====== Recorded data ======

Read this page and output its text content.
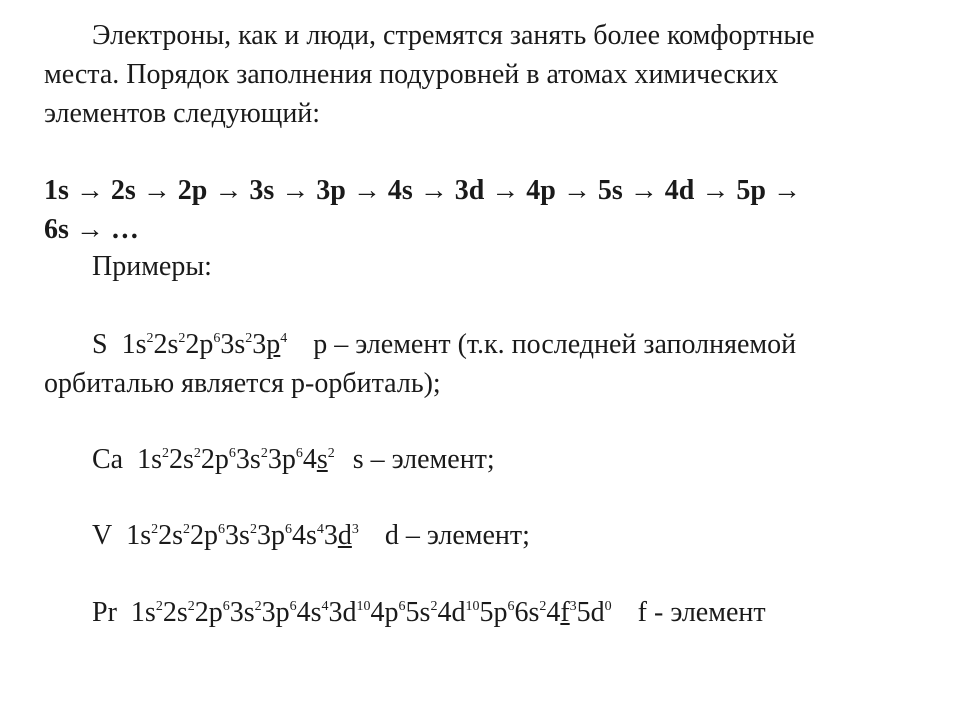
Электроны, как и люди, стремятся занять более комфортные
места. Порядок заполнения подуровней в атомах химических
элементов следующий:
1s → 2s → 2p → 3s → 3p → 4s → 3d → 4p → 5s → 4d → 5p →
6s → …
Примеры:
S $1s^22s^22p^63s^23p^4$ p – элемент (т.к. последней заполняемой
орбиталью является р-орбиталь);
Ca $1s^22s^22p^63s^23p^64s^2$ s – элемент;
V $1s^22s^22p^63s^23p^64s^43d^3$ d – элемент;
Pr $1s^22s^22p^63s^23p^64s^43d^{10}4p^65s^24d^{10}5p^66s^24f^35d^0$ f - элемент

======

## Exercise objective
Reproduce the material word for word, minus the images.

## Task output
Read this page and output its text content.
Электроны, как и люди, стремятся занять более комфортные
места. Порядок заполнения подуровней в атомах химических
элементов следующий:
1s → 2s → 2p → 3s → 3p → 4s → 3d → 4p → 5s → 4d → 5p →
6s → …
Примеры:
S $1s^22s^22p^63s^23p^4$ p – элемент (т.к. последней заполняемой
орбиталью является р-орбиталь);
Ca $1s^22s^22p^63s^23p^64s^2$ s – элемент;
V $1s^22s^22p^63s^23p^64s^43d^3$ d – элемент;
Pr $1s^22s^22p^63s^23p^64s^43d^{10}4p^65s^24d^{10}5p^66s^24f^35d^0$ f - элемент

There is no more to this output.